**Given request:** Show every line of the records below that contains the string "Next".

Box coordinate listings
----

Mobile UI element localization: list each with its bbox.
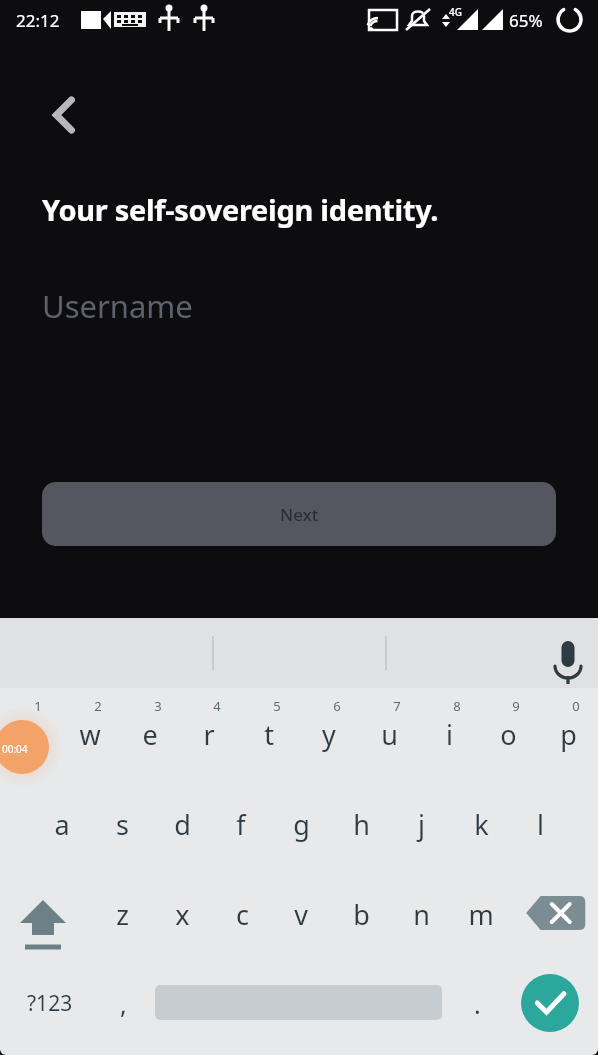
staticText: o [500,716,517,753]
staticText: j [418,806,425,843]
staticText: 22:12 [16,9,60,32]
button[interactable]: Enter [521,974,579,1032]
button[interactable]: n [391,883,451,945]
button[interactable]: Username [42,275,522,337]
button[interactable]: Back [38,88,92,142]
button[interactable]: Next [42,482,556,546]
button[interactable]: t [239,703,299,765]
staticText: w [79,716,101,753]
staticText: 7 [393,697,401,715]
button[interactable]: Voice input [538,618,598,688]
staticText: x [175,896,190,933]
staticText: p [560,716,577,753]
button[interactable]: b [331,883,391,945]
staticText: t [264,716,274,753]
button[interactable]: g [271,793,331,855]
button[interactable]: l [510,793,570,855]
button[interactable]: q [0,703,60,765]
staticText: i [446,716,453,753]
button[interactable]: ?123 [5,975,95,1031]
staticText: Next [280,503,319,526]
staticText: 8 [453,697,461,715]
staticText: m [468,896,494,933]
staticText: ?123 [27,989,73,1018]
staticText: a [54,806,70,843]
staticText: y [322,716,336,753]
button[interactable]: s [92,793,152,855]
staticText: v [294,896,308,933]
button[interactable]: . [452,978,502,1030]
staticText: s [116,806,129,843]
staticText: d [174,806,191,843]
staticText: b [353,896,370,933]
button[interactable]: Backspace [519,888,591,938]
button[interactable]: r [179,703,239,765]
staticText: h [353,806,370,843]
staticText: f [236,806,246,843]
button[interactable]: e [120,703,180,765]
staticText: 3 [154,697,162,715]
button[interactable]: i [419,703,479,765]
staticText: 65% [509,9,543,32]
staticText: g [293,806,310,843]
staticText: Username [42,285,193,327]
button[interactable]: d [152,793,212,855]
staticText: 1 [34,697,42,715]
button[interactable]: u [359,703,419,765]
button[interactable]: o [478,703,538,765]
button[interactable]: h [331,793,391,855]
staticText: 4G [449,5,462,19]
button[interactable]: v [271,883,331,945]
button[interactable]: k [451,793,511,855]
button[interactable]: j [391,793,451,855]
staticText: 5 [273,697,281,715]
staticText: 00:04 [2,742,28,756]
staticText: e [142,716,158,753]
button[interactable]: Shift [5,890,81,956]
button[interactable]: a [32,793,92,855]
staticText: 4 [213,697,221,715]
staticText: , [120,987,127,1021]
staticText: Your self-sovereign identity. [42,190,439,229]
button[interactable]: m [451,883,511,945]
button[interactable]: w [60,703,120,765]
button[interactable]: f [211,793,271,855]
staticText: 2 [94,697,102,715]
staticText: 6 [333,697,341,715]
staticText: c [236,896,249,933]
button[interactable]: y [299,703,359,765]
staticText: 9 [512,697,520,715]
staticText: u [381,716,398,753]
staticText: k [474,806,489,843]
button[interactable]: c [212,883,272,945]
button[interactable]: , [98,978,148,1030]
staticText: q [22,716,39,753]
staticText: z [116,896,129,933]
staticText: . [474,987,481,1021]
staticText: r [203,716,215,753]
button[interactable]: z [92,883,152,945]
staticText: n [413,896,430,933]
button[interactable]: p [538,703,598,765]
button[interactable]: x [152,883,212,945]
staticText: 0 [572,697,580,715]
staticText: l [537,806,544,843]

----

**Solved problem:**
button[interactable]: Next [42,482,556,546]
staticText: Next [280,503,319,526]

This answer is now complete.